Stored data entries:
• • •

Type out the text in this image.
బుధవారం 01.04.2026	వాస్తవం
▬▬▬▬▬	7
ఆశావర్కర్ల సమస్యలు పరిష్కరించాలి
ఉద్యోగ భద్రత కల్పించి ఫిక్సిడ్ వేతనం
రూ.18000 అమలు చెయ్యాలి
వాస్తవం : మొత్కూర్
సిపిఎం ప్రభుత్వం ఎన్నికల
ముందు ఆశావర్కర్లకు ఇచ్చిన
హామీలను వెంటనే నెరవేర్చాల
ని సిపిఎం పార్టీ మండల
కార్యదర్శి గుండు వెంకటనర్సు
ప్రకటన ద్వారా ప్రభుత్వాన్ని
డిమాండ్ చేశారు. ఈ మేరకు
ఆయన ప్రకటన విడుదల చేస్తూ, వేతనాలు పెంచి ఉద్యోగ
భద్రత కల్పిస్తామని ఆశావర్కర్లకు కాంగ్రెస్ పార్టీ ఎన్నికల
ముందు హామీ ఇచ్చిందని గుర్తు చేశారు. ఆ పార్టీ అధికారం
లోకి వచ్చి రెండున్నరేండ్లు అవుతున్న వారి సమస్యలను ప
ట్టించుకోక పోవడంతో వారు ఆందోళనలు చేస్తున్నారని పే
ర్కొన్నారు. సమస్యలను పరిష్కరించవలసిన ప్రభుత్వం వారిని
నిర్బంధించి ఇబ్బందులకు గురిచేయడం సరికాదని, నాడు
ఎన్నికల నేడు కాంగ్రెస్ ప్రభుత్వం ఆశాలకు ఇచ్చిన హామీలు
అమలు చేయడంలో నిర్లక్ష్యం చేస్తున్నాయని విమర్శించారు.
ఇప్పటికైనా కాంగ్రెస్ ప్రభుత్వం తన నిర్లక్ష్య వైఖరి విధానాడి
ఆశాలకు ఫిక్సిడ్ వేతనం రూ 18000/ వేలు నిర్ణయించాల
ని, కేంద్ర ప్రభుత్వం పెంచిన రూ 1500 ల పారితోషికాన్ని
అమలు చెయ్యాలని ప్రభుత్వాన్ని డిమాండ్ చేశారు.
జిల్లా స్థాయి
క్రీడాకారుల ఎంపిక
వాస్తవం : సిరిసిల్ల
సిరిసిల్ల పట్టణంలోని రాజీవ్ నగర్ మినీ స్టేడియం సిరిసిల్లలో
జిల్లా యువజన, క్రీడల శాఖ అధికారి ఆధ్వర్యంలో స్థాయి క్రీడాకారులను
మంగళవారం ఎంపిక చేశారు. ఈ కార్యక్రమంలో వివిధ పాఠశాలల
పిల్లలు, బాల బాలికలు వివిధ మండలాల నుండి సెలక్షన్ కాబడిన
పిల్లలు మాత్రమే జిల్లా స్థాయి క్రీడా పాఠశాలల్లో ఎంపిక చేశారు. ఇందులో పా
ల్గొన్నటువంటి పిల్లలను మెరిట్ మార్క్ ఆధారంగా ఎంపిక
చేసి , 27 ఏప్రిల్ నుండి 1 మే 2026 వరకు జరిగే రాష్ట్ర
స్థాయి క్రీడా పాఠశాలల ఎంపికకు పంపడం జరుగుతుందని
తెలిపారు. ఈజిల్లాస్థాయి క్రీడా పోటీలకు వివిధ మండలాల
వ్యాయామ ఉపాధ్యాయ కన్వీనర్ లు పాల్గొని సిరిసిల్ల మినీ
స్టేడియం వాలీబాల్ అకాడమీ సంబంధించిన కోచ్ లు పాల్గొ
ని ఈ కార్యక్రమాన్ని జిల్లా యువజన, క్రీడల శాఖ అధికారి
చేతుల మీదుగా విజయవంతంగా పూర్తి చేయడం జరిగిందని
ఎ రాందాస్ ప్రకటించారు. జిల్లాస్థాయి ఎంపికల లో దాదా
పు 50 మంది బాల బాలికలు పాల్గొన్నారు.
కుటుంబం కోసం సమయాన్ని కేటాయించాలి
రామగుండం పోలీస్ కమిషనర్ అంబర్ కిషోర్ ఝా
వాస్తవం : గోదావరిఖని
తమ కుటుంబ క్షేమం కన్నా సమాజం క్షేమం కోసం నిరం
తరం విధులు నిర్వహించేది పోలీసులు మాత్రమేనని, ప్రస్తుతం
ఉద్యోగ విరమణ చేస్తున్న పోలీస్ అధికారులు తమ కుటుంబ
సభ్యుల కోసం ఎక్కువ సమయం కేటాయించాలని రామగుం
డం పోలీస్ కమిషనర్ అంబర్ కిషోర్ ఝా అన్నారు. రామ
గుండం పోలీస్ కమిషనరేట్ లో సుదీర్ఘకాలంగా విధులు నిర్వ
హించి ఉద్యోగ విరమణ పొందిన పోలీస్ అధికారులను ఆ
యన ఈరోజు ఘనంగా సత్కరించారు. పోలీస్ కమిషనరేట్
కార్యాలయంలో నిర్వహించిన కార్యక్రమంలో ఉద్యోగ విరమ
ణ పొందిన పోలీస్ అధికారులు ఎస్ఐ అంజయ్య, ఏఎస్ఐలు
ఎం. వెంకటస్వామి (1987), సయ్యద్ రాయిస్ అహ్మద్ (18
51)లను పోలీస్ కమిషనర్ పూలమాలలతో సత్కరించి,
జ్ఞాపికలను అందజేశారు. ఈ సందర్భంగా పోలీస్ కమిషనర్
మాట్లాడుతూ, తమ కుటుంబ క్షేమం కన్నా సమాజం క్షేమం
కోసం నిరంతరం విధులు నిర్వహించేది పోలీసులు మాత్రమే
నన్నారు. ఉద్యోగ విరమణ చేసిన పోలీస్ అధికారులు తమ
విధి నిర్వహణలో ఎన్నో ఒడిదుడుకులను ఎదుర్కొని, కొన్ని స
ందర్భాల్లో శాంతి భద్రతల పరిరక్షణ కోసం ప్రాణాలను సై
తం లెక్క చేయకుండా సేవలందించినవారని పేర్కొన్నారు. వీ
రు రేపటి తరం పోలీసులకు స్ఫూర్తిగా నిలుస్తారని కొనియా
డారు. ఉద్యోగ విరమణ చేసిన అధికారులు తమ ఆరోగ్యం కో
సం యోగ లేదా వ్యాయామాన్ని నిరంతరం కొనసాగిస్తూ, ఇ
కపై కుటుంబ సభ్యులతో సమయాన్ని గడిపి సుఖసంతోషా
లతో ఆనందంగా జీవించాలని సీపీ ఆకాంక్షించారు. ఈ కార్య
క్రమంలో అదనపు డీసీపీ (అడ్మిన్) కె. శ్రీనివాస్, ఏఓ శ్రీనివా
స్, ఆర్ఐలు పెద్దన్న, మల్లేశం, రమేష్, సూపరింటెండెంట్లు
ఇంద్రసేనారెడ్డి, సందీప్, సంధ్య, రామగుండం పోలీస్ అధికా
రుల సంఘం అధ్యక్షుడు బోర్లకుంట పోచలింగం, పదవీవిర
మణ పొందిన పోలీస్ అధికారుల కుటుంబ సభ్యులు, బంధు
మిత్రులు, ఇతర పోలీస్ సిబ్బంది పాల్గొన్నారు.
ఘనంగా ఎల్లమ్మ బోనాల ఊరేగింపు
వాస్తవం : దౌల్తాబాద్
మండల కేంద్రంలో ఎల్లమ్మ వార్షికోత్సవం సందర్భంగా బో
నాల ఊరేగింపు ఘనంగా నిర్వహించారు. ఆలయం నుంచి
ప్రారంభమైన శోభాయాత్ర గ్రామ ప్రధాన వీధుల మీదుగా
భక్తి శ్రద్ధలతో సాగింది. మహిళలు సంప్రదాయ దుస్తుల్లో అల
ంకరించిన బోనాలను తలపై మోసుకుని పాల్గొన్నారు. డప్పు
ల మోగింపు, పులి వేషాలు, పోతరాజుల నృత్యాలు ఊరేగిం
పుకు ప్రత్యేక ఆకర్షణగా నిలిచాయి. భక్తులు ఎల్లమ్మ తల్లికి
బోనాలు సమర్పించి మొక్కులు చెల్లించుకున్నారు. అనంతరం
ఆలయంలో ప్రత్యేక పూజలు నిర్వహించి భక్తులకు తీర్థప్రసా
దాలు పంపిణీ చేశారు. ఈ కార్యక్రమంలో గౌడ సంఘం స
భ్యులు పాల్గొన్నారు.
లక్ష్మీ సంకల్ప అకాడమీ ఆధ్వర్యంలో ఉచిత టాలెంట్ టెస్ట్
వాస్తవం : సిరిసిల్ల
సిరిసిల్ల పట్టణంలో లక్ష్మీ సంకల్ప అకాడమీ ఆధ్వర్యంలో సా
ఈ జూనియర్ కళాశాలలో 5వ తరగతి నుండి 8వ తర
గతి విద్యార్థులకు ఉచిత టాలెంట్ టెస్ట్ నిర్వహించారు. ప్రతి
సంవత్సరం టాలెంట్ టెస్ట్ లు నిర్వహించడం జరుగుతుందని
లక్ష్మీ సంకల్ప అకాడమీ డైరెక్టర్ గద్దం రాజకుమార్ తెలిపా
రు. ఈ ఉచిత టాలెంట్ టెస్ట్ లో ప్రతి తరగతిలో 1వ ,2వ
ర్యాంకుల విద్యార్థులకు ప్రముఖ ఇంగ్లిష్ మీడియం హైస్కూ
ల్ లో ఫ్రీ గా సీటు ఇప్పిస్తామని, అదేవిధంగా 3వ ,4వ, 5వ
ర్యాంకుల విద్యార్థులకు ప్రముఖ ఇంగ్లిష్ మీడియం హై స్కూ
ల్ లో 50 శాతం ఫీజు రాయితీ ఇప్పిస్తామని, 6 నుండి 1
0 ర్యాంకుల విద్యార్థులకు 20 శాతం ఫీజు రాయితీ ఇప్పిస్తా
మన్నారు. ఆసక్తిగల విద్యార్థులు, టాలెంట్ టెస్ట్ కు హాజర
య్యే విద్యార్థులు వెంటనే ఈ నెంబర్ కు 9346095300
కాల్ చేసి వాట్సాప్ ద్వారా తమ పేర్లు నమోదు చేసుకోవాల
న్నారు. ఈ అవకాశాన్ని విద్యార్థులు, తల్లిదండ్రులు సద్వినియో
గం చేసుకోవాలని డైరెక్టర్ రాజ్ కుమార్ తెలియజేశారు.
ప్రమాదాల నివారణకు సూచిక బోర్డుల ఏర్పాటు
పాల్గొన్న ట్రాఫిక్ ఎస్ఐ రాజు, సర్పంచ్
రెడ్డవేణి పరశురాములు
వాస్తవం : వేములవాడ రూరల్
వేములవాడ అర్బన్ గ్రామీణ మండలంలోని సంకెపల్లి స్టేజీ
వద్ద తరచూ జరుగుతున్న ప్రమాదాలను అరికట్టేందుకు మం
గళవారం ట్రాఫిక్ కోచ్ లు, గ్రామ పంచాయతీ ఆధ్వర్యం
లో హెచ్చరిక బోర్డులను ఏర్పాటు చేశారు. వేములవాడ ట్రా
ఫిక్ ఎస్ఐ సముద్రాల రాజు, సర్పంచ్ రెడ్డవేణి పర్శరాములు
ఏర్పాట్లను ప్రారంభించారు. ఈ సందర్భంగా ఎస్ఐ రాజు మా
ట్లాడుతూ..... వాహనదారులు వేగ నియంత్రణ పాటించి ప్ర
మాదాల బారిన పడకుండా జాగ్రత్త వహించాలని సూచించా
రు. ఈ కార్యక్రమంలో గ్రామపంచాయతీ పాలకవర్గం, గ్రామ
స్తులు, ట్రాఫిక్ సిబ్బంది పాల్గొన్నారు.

• • •

### [TASK TO CARRY OUT]
Locate the string "తరగత" in the listing above and copy every line where it occurs.

### [ANSWER TO THIS PROBLEM]
ఈ జూనియర్ కళాశాలలో 5వ తరగతి నుండి 8వ తర
రు. ఈ ఉచిత టాలెంట్ టెస్ట్ లో ప్రతి తరగతిలో 1వ ,2వ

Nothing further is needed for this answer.